■ Instructions to follow: Your answer should be a single number: how many lines in the data below hold the string "pseudorandom".

Records about charts and figures

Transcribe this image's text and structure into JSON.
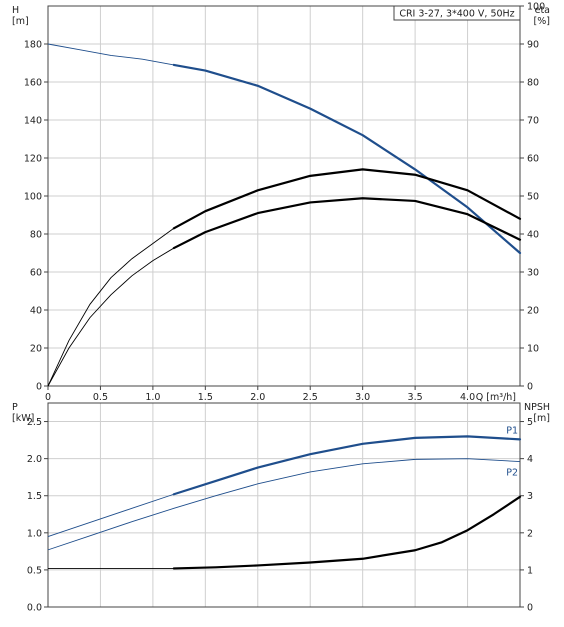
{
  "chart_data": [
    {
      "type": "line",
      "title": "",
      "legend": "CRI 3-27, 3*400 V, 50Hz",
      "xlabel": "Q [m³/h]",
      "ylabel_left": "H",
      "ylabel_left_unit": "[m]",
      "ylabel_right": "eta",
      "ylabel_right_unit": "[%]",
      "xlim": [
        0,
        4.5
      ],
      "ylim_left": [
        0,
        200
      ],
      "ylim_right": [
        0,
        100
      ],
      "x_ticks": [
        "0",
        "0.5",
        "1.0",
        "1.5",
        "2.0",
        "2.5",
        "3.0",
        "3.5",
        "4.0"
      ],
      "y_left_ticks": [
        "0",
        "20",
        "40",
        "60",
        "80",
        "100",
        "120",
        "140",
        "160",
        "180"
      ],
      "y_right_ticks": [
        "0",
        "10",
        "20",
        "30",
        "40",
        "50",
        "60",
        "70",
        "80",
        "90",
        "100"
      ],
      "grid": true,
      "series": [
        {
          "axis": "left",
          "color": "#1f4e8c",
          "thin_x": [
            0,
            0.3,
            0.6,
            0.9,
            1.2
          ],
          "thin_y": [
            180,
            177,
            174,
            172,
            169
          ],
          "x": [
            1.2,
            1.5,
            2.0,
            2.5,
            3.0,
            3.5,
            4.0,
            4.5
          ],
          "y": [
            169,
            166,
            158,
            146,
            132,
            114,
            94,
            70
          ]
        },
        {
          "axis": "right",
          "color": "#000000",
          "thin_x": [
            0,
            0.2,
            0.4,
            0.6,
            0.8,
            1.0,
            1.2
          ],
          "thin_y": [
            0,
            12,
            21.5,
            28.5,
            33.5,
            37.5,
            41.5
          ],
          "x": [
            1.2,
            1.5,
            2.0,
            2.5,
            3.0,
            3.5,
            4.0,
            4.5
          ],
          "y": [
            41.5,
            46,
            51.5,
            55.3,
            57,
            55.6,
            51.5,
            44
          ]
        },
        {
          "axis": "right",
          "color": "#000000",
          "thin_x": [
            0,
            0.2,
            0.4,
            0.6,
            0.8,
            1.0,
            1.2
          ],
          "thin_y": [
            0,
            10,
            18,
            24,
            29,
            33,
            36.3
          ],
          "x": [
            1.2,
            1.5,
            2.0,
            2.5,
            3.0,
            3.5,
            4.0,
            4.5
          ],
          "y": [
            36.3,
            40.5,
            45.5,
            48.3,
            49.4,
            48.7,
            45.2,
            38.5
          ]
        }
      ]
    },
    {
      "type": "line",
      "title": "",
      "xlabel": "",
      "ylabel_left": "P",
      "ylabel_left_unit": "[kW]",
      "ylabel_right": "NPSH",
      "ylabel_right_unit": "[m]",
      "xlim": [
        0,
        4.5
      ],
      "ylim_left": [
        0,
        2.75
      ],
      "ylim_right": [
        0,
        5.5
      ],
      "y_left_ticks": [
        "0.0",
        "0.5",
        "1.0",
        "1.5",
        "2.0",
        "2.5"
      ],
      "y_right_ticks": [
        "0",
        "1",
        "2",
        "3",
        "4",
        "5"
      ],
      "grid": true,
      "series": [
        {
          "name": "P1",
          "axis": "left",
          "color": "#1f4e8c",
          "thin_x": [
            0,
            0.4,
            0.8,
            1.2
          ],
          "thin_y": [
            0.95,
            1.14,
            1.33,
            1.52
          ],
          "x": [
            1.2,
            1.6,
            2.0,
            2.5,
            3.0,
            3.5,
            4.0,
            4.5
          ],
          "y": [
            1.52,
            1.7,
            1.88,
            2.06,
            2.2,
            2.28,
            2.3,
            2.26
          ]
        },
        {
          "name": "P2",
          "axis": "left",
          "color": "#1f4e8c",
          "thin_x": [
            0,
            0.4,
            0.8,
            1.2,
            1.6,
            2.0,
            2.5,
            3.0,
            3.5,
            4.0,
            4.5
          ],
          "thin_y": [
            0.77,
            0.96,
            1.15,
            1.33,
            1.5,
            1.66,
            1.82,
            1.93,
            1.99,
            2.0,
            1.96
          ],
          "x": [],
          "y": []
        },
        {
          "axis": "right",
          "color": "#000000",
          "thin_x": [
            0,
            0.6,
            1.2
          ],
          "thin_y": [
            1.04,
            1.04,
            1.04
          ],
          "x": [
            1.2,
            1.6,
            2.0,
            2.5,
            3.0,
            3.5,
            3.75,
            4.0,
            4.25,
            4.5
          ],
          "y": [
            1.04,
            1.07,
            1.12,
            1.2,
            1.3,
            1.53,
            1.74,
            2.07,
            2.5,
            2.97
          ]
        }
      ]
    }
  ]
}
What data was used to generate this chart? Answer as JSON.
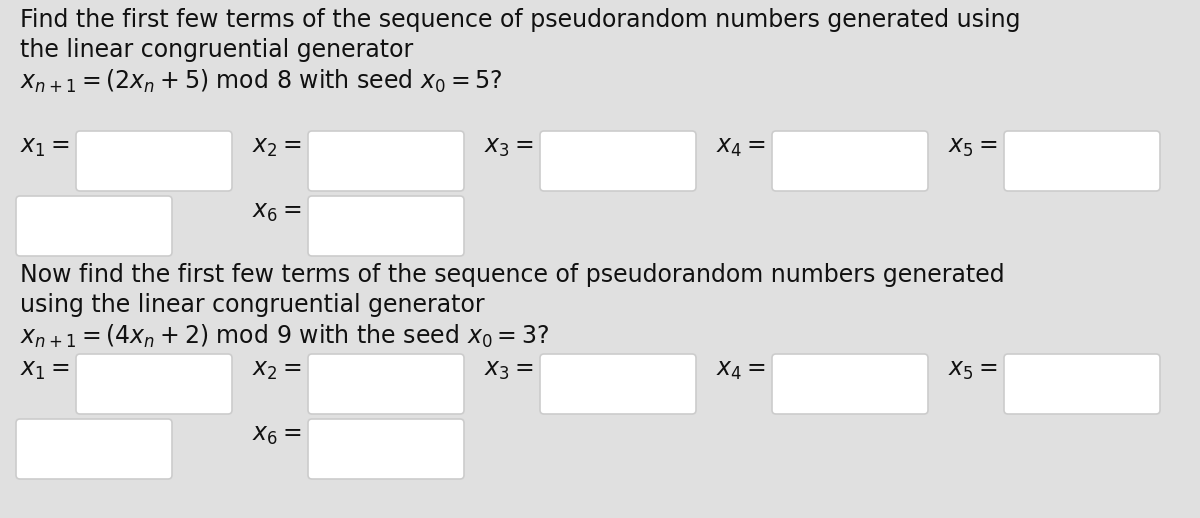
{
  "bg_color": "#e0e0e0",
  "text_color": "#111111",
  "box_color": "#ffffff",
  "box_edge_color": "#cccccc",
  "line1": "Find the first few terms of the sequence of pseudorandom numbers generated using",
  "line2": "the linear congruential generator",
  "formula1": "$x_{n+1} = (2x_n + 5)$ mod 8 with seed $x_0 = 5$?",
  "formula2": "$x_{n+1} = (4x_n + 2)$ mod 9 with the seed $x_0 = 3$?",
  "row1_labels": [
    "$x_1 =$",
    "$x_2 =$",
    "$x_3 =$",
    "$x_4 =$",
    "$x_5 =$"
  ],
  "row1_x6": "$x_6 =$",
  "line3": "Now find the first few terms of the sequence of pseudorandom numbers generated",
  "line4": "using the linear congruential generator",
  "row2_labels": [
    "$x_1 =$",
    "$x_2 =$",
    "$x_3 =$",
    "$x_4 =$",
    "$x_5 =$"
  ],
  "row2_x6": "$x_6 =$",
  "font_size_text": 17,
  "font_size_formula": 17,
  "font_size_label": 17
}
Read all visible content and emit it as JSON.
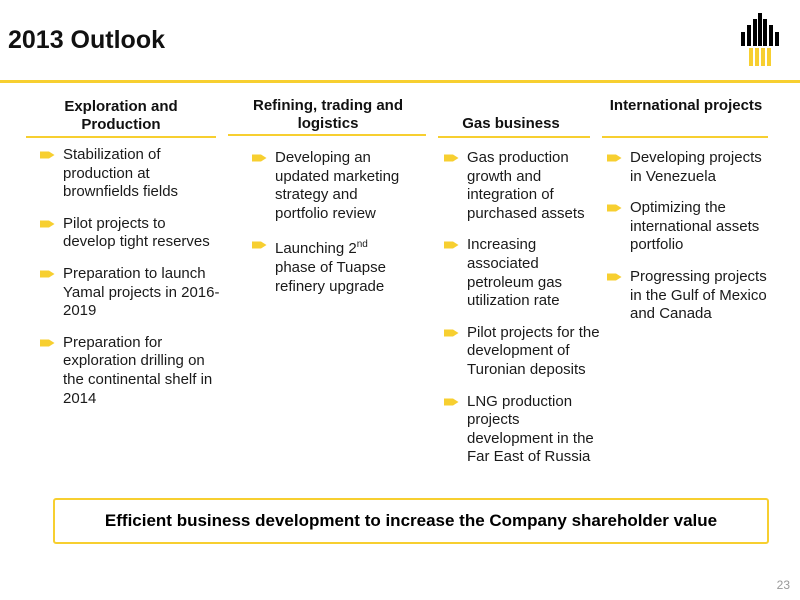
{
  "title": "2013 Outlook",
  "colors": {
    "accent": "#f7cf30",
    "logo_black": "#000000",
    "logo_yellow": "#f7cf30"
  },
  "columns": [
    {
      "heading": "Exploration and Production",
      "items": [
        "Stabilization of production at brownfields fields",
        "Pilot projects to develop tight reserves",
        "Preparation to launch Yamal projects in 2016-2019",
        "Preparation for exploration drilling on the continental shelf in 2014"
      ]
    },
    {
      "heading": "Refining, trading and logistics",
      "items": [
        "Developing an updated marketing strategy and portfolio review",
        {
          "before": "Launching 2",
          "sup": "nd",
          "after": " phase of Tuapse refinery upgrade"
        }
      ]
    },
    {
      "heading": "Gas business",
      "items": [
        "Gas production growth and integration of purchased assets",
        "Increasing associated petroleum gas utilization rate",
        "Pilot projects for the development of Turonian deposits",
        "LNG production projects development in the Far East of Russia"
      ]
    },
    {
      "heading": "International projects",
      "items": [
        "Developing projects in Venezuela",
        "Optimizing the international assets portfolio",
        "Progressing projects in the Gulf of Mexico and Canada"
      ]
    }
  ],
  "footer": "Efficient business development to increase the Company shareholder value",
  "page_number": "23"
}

==

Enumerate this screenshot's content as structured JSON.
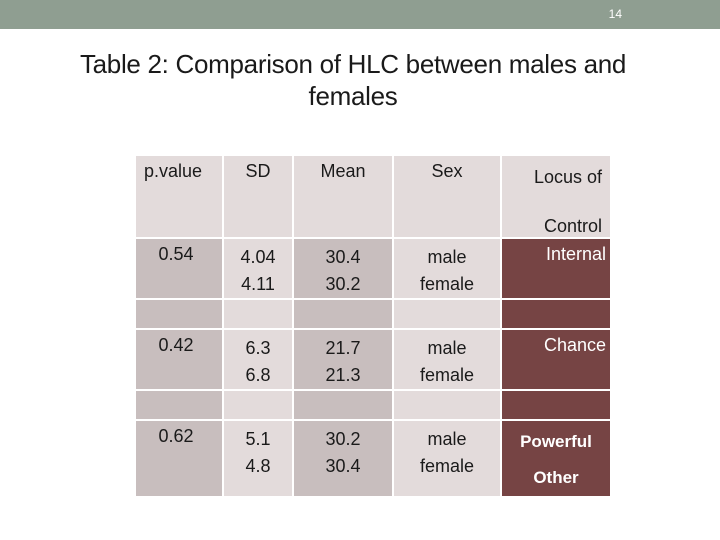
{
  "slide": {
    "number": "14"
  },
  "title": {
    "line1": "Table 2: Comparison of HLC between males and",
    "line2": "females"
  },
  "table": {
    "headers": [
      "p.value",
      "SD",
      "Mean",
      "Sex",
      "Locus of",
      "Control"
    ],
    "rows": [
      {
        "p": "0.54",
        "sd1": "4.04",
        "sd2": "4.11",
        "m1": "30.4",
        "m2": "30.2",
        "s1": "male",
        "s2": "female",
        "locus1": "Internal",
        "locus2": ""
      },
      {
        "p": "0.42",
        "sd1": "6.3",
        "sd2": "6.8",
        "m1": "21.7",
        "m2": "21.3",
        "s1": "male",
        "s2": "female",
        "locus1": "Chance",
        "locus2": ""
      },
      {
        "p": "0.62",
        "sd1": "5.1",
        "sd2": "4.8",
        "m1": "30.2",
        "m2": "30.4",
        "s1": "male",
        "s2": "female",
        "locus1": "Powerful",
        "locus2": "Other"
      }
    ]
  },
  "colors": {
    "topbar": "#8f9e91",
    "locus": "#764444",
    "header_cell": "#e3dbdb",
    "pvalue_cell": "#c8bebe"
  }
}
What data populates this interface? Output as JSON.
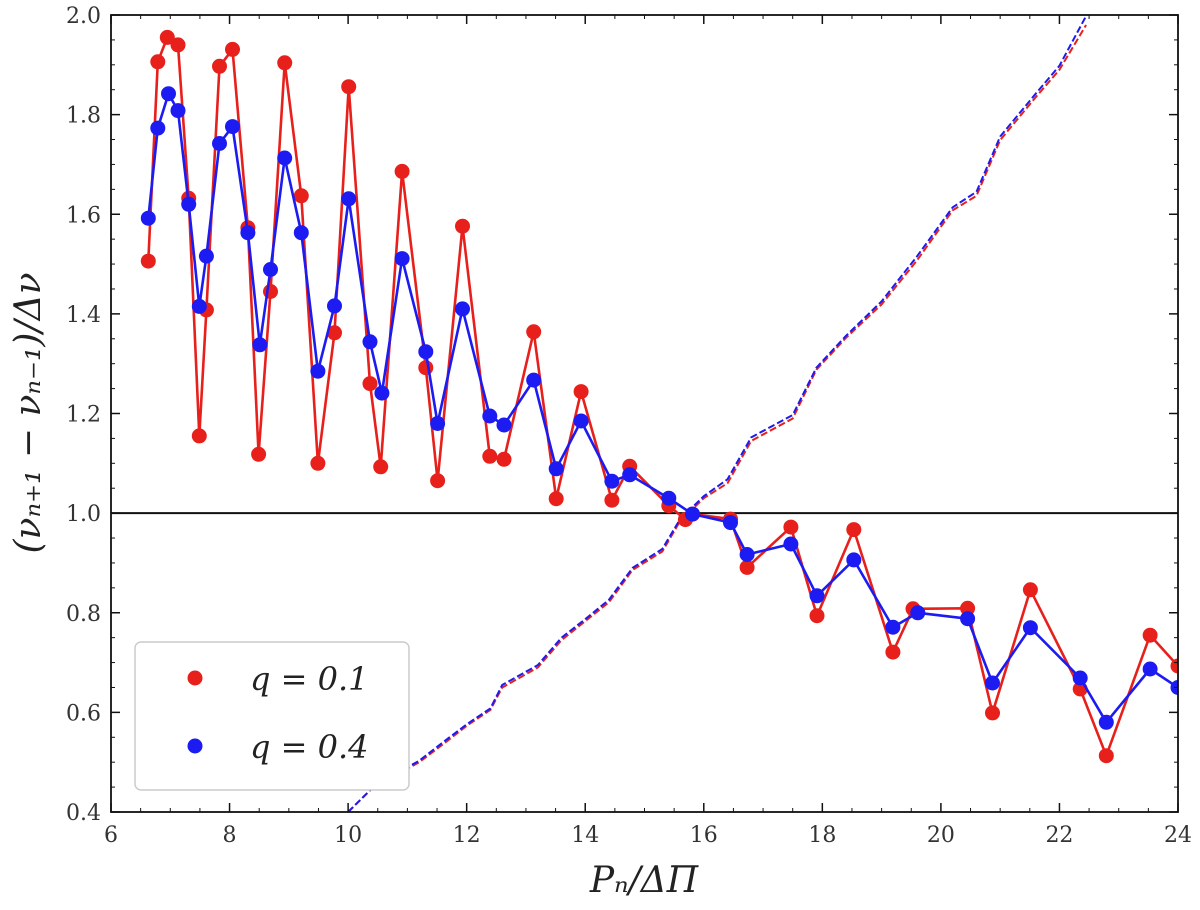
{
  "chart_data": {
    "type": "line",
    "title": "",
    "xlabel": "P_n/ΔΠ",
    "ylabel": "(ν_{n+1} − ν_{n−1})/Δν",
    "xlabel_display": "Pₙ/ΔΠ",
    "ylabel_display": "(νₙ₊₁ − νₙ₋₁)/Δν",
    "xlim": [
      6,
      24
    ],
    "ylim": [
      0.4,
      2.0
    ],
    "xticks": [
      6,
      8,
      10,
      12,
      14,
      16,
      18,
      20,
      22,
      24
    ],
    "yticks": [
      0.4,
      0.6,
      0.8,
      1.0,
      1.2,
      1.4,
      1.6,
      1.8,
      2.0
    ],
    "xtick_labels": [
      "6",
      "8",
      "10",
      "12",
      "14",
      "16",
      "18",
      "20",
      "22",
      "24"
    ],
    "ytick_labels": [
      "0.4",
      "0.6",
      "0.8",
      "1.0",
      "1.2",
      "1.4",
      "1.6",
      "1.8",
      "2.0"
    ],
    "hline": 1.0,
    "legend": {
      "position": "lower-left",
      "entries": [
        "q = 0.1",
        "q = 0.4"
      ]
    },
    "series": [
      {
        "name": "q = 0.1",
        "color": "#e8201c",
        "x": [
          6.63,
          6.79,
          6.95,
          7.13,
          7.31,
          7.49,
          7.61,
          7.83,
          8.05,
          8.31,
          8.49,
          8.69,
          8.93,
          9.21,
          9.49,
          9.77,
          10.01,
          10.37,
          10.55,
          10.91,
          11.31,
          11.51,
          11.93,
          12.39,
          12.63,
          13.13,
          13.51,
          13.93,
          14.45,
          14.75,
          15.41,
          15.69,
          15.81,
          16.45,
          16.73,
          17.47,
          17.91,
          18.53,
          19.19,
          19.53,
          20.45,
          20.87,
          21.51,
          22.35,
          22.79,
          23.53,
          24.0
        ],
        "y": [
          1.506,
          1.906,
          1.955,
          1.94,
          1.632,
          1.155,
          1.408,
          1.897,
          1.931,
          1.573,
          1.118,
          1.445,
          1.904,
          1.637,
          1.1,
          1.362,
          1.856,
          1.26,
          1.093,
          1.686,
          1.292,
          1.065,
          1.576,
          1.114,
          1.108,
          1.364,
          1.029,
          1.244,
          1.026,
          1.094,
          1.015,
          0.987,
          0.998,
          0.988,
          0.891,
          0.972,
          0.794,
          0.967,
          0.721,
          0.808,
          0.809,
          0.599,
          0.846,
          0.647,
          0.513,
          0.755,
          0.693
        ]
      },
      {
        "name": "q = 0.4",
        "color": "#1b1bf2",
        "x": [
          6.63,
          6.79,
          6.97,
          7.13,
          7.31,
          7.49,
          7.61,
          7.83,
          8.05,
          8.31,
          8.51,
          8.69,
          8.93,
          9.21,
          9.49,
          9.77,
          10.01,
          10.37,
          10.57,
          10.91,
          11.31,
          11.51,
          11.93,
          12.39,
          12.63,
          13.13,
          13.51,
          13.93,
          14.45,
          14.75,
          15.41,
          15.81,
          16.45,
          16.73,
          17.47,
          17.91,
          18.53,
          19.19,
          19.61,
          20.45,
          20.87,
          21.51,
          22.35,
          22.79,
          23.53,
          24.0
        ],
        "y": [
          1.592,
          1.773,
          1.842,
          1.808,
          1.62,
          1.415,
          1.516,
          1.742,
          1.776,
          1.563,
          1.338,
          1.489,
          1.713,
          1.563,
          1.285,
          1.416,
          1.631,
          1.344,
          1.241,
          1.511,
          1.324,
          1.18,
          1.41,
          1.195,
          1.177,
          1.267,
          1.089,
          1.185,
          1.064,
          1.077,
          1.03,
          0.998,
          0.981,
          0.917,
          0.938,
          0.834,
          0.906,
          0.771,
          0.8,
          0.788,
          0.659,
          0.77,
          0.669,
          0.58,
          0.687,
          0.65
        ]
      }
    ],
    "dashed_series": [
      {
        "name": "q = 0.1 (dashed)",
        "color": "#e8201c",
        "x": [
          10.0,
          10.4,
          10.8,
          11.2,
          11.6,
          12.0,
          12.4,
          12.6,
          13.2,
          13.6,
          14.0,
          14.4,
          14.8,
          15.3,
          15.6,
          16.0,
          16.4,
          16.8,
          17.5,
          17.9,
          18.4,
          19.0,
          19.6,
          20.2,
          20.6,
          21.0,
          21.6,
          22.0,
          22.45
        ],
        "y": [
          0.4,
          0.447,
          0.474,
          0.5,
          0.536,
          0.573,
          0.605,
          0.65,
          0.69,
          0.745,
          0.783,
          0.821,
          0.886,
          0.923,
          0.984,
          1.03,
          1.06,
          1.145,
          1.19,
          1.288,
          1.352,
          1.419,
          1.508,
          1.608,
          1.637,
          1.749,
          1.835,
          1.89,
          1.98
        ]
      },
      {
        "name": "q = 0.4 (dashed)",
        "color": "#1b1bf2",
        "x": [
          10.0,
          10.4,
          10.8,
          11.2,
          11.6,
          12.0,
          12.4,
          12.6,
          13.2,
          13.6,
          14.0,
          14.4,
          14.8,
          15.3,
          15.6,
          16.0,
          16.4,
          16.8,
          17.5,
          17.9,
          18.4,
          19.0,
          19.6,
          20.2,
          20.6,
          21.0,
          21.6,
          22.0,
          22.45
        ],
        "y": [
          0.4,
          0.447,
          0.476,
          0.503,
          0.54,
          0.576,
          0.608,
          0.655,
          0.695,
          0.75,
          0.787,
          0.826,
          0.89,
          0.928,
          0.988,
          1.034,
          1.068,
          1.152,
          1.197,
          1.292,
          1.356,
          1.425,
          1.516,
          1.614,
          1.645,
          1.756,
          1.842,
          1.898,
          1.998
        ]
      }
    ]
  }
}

■ Response to the task: 2